** Begin DATA LINES **

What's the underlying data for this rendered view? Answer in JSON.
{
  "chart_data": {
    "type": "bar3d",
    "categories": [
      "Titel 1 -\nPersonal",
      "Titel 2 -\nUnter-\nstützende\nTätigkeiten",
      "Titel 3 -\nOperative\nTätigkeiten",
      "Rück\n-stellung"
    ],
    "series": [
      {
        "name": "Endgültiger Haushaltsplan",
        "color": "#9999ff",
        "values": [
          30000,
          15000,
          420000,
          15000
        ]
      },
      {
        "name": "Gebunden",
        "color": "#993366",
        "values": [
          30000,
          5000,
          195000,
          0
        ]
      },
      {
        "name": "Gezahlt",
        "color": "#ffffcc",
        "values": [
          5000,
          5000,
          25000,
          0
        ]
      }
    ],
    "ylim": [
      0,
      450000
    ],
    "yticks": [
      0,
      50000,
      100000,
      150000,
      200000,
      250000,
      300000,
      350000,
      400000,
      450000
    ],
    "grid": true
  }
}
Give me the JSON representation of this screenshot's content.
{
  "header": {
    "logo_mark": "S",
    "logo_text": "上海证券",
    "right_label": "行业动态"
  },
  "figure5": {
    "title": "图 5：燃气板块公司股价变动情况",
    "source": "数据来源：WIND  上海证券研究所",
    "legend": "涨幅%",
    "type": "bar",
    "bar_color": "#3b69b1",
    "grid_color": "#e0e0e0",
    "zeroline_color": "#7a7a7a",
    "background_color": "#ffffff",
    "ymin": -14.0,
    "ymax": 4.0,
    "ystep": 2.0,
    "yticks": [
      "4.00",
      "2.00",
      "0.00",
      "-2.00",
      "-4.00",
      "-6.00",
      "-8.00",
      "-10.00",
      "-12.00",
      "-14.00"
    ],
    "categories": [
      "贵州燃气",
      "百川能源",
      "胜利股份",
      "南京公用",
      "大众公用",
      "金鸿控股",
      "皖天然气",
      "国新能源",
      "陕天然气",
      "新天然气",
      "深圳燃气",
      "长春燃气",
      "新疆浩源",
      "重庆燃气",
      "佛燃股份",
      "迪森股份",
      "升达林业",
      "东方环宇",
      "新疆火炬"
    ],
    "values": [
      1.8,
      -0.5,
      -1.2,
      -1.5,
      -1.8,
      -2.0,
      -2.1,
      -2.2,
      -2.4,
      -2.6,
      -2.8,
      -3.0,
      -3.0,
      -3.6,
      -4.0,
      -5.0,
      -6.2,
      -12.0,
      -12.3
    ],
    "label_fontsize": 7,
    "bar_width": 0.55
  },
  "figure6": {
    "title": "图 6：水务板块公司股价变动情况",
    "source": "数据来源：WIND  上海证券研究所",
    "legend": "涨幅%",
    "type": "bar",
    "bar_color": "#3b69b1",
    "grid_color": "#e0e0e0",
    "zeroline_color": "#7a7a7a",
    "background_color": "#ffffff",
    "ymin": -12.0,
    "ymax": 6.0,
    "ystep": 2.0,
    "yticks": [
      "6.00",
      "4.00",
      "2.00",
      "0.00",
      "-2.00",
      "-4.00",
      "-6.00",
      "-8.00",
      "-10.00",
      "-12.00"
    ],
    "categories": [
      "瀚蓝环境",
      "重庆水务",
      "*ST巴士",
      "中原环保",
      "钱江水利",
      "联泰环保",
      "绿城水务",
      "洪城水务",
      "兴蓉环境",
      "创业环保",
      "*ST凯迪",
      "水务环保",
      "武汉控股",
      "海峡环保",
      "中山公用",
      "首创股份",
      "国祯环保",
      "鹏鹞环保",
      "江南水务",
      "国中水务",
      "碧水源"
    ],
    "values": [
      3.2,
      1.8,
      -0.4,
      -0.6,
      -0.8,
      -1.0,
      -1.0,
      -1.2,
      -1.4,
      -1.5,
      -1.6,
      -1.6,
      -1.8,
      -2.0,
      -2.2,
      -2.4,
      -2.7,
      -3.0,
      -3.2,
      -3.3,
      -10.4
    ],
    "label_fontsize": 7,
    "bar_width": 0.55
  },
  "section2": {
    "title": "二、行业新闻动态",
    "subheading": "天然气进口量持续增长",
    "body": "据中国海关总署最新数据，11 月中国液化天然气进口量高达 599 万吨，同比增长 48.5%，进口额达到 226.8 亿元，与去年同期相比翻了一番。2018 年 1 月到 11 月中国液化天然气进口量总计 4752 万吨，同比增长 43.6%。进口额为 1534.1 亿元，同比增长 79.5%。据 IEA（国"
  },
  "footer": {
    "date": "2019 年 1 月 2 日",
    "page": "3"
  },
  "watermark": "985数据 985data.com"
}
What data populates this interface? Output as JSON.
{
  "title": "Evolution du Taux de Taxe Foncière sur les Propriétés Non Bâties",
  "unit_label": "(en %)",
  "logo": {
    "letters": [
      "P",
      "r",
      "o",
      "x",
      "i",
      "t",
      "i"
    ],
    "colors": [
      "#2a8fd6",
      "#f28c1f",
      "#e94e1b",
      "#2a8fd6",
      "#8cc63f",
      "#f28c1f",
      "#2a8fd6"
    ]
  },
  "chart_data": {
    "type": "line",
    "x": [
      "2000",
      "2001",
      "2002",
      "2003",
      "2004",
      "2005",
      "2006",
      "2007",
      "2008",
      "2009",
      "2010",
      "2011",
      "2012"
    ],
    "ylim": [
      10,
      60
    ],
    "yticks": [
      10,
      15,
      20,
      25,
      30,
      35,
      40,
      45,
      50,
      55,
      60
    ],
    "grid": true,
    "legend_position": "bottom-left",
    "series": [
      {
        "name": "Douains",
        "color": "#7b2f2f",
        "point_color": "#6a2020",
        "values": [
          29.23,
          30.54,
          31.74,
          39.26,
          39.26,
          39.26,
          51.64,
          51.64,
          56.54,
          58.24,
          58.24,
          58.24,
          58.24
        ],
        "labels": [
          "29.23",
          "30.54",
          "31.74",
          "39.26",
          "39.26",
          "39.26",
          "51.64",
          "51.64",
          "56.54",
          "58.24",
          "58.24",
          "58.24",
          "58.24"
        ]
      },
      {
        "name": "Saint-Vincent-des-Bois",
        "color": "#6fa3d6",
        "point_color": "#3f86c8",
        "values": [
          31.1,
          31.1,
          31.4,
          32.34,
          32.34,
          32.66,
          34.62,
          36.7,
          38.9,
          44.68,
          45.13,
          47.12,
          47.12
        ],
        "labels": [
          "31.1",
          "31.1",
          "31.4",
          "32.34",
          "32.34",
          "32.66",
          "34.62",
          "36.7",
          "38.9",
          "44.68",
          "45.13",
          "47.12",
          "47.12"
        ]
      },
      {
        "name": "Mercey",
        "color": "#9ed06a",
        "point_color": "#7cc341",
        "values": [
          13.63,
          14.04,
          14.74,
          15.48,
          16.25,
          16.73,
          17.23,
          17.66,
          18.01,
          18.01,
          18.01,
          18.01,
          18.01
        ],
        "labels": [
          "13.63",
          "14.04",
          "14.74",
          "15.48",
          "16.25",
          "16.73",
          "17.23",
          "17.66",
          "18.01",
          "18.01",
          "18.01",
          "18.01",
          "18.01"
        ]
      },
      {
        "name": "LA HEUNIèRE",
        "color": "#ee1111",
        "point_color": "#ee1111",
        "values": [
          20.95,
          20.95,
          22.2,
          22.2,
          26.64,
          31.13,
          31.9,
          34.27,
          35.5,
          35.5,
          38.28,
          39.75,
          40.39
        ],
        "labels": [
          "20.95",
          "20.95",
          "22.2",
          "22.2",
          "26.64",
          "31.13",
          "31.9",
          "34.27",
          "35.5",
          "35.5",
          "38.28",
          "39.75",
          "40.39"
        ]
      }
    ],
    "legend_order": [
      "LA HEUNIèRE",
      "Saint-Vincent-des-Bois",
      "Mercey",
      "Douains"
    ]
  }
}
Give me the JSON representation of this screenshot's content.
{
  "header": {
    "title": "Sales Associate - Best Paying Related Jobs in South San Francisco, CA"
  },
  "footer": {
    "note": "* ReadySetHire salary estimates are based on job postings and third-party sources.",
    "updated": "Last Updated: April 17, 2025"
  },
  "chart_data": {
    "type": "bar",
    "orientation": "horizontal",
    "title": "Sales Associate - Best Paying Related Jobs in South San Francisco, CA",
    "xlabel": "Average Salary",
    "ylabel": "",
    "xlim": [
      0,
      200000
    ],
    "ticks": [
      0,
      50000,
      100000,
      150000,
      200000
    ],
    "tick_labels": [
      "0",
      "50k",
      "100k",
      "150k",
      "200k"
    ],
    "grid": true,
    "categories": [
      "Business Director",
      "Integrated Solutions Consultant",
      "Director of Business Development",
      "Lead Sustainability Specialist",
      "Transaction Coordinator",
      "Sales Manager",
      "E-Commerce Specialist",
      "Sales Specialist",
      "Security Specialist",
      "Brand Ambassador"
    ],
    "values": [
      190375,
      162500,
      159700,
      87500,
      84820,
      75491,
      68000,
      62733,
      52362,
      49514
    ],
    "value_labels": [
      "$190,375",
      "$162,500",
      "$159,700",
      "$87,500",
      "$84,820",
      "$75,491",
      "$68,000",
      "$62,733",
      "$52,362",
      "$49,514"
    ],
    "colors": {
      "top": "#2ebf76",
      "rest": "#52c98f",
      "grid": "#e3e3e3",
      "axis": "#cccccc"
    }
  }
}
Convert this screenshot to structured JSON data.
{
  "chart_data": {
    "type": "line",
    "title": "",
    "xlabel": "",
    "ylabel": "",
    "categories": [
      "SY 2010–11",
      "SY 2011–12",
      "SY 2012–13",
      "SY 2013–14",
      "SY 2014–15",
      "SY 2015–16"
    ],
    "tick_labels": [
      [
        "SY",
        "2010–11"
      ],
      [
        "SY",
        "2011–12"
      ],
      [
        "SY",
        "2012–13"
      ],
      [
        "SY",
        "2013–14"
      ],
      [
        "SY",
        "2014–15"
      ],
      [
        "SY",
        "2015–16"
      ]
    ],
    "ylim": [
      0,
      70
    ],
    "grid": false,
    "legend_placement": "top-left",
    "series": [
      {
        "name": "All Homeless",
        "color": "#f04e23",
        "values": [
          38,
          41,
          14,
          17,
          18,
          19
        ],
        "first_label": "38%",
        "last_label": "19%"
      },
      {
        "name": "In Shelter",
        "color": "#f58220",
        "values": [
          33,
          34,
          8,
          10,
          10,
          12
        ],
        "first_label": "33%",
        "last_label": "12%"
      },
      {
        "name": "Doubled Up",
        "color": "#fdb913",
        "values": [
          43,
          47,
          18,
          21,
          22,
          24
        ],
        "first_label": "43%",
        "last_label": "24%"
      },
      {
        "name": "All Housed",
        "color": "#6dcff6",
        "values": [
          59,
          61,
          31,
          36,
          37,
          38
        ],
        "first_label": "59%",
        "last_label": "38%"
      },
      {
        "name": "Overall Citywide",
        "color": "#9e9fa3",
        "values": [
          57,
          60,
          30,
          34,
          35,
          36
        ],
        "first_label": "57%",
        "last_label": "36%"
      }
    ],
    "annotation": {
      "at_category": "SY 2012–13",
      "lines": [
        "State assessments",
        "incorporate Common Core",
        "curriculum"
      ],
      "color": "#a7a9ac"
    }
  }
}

** End DATA LINES **

**WHAT YOU NEED TO DO**
Search the listing above for the string "nTätigkeiten". Copy every line that contains it.

**FULL OUTPUT**
      "Titel 2 -\nUnter-\nstützende\nTätigkeiten",
      "Titel 3 -\nOperative\nTätigkeiten",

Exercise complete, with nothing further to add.